* WHAT THIS TASK INVOLVES:
Your task is to output all the records below, word for word.

* RECORDS FOR THE EXERCISE:
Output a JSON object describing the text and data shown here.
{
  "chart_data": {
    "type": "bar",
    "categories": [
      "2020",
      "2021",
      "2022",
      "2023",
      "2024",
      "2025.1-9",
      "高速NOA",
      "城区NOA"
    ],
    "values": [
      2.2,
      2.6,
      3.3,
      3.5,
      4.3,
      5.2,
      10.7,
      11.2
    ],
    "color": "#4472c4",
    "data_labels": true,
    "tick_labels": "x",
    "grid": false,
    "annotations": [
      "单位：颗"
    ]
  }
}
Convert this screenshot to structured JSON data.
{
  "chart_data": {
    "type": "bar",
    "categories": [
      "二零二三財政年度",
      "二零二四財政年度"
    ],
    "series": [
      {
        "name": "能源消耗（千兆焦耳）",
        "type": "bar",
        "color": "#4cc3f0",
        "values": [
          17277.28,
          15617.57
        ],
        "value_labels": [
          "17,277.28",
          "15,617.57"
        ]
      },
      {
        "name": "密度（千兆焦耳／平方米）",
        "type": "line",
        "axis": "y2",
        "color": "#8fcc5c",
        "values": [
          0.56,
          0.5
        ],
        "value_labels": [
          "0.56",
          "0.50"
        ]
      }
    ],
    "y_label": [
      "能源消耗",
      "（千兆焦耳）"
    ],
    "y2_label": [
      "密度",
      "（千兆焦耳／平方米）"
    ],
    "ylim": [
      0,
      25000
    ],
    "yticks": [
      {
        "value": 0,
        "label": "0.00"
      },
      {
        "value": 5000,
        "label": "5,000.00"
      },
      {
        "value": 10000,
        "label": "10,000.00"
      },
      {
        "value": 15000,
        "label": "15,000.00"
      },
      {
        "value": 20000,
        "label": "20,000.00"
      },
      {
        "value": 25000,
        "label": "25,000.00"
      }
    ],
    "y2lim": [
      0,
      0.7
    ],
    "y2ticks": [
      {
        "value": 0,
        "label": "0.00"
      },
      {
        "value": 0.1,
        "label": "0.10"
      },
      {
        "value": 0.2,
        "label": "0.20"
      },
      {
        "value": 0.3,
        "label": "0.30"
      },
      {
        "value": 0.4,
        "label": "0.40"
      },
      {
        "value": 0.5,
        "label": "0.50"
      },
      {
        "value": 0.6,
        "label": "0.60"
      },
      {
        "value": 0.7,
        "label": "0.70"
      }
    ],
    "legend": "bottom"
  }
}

* TASK OUTPUT:
Output a JSON object describing the text and data shown here.
{
  "chart_data": {
    "type": "bar",
    "categories": [
      "2020",
      "2021",
      "2022",
      "2023",
      "2024",
      "2025.1-9",
      "高速NOA",
      "城区NOA"
    ],
    "values": [
      2.2,
      2.6,
      3.3,
      3.5,
      4.3,
      5.2,
      10.7,
      11.2
    ],
    "color": "#4472c4",
    "data_labels": true,
    "tick_labels": "x",
    "grid": false,
    "annotations": [
      "单位：颗"
    ]
  }
}
Convert this screenshot to structured JSON data.
{
  "chart_data": {
    "type": "bar",
    "categories": [
      "二零二三財政年度",
      "二零二四財政年度"
    ],
    "series": [
      {
        "name": "能源消耗（千兆焦耳）",
        "type": "bar",
        "color": "#4cc3f0",
        "values": [
          17277.28,
          15617.57
        ],
        "value_labels": [
          "17,277.28",
          "15,617.57"
        ]
      },
      {
        "name": "密度（千兆焦耳／平方米）",
        "type": "line",
        "axis": "y2",
        "color": "#8fcc5c",
        "values": [
          0.56,
          0.5
        ],
        "value_labels": [
          "0.56",
          "0.50"
        ]
      }
    ],
    "y_label": [
      "能源消耗",
      "（千兆焦耳）"
    ],
    "y2_label": [
      "密度",
      "（千兆焦耳／平方米）"
    ],
    "ylim": [
      0,
      25000
    ],
    "yticks": [
      {
        "value": 0,
        "label": "0.00"
      },
      {
        "value": 5000,
        "label": "5,000.00"
      },
      {
        "value": 10000,
        "label": "10,000.00"
      },
      {
        "value": 15000,
        "label": "15,000.00"
      },
      {
        "value": 20000,
        "label": "20,000.00"
      },
      {
        "value": 25000,
        "label": "25,000.00"
      }
    ],
    "y2lim": [
      0,
      0.7
    ],
    "y2ticks": [
      {
        "value": 0,
        "label": "0.00"
      },
      {
        "value": 0.1,
        "label": "0.10"
      },
      {
        "value": 0.2,
        "label": "0.20"
      },
      {
        "value": 0.3,
        "label": "0.30"
      },
      {
        "value": 0.4,
        "label": "0.40"
      },
      {
        "value": 0.5,
        "label": "0.50"
      },
      {
        "value": 0.6,
        "label": "0.60"
      },
      {
        "value": 0.7,
        "label": "0.70"
      }
    ],
    "legend": "bottom"
  }
}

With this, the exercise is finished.